## Goal
Please set down all the lines beneath this one exactly, without the pictures.

--- start of Records for the exercise ---

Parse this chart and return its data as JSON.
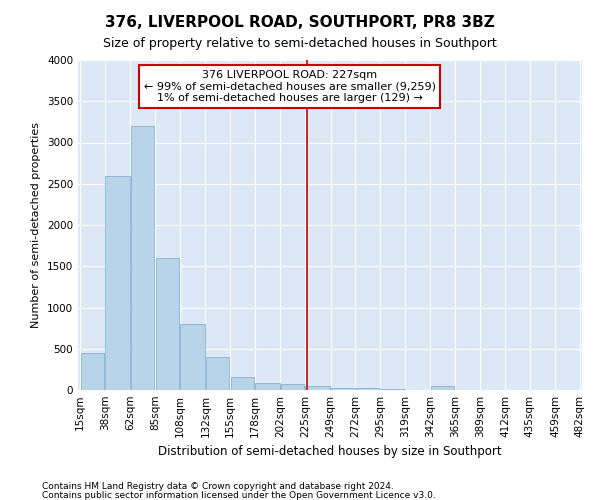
{
  "title": "376, LIVERPOOL ROAD, SOUTHPORT, PR8 3BZ",
  "subtitle": "Size of property relative to semi-detached houses in Southport",
  "xlabel": "Distribution of semi-detached houses by size in Southport",
  "ylabel": "Number of semi-detached properties",
  "footer_lines": [
    "Contains HM Land Registry data © Crown copyright and database right 2024.",
    "Contains public sector information licensed under the Open Government Licence v3.0."
  ],
  "annotation_title": "376 LIVERPOOL ROAD: 227sqm",
  "annotation_line1": "← 99% of semi-detached houses are smaller (9,259)",
  "annotation_line2": "1% of semi-detached houses are larger (129) →",
  "property_size": 227,
  "bin_edges": [
    15,
    38,
    62,
    85,
    108,
    132,
    155,
    178,
    202,
    225,
    249,
    272,
    295,
    319,
    342,
    365,
    389,
    412,
    435,
    459,
    482
  ],
  "bar_values": [
    450,
    2600,
    3200,
    1600,
    800,
    400,
    160,
    80,
    70,
    50,
    30,
    20,
    10,
    5,
    50,
    3,
    3,
    2,
    2,
    2
  ],
  "bar_color": "#b8d4e8",
  "bar_edge_color": "#7aaac8",
  "vline_color": "#cc0000",
  "vline_x": 227,
  "box_color": "#cc0000",
  "ylim": [
    0,
    4000
  ],
  "yticks": [
    0,
    500,
    1000,
    1500,
    2000,
    2500,
    3000,
    3500,
    4000
  ],
  "bg_color": "#dce8f5",
  "title_fontsize": 11,
  "subtitle_fontsize": 9,
  "axis_label_fontsize": 8,
  "tick_fontsize": 7.5,
  "annotation_fontsize": 8,
  "footer_fontsize": 6.5
}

--- end of Records for the exercise ---

## Task response
Parse this chart and return its data as JSON.
{
  "title": "376, LIVERPOOL ROAD, SOUTHPORT, PR8 3BZ",
  "subtitle": "Size of property relative to semi-detached houses in Southport",
  "xlabel": "Distribution of semi-detached houses by size in Southport",
  "ylabel": "Number of semi-detached properties",
  "footer_lines": [
    "Contains HM Land Registry data © Crown copyright and database right 2024.",
    "Contains public sector information licensed under the Open Government Licence v3.0."
  ],
  "annotation_title": "376 LIVERPOOL ROAD: 227sqm",
  "annotation_line1": "← 99% of semi-detached houses are smaller (9,259)",
  "annotation_line2": "1% of semi-detached houses are larger (129) →",
  "property_size": 227,
  "bin_edges": [
    15,
    38,
    62,
    85,
    108,
    132,
    155,
    178,
    202,
    225,
    249,
    272,
    295,
    319,
    342,
    365,
    389,
    412,
    435,
    459,
    482
  ],
  "bar_values": [
    450,
    2600,
    3200,
    1600,
    800,
    400,
    160,
    80,
    70,
    50,
    30,
    20,
    10,
    5,
    50,
    3,
    3,
    2,
    2,
    2
  ],
  "bar_color": "#b8d4e8",
  "bar_edge_color": "#7aaac8",
  "vline_color": "#cc0000",
  "vline_x": 227,
  "box_color": "#cc0000",
  "ylim": [
    0,
    4000
  ],
  "yticks": [
    0,
    500,
    1000,
    1500,
    2000,
    2500,
    3000,
    3500,
    4000
  ],
  "bg_color": "#dce8f5",
  "title_fontsize": 11,
  "subtitle_fontsize": 9,
  "axis_label_fontsize": 8,
  "tick_fontsize": 7.5,
  "annotation_fontsize": 8,
  "footer_fontsize": 6.5
}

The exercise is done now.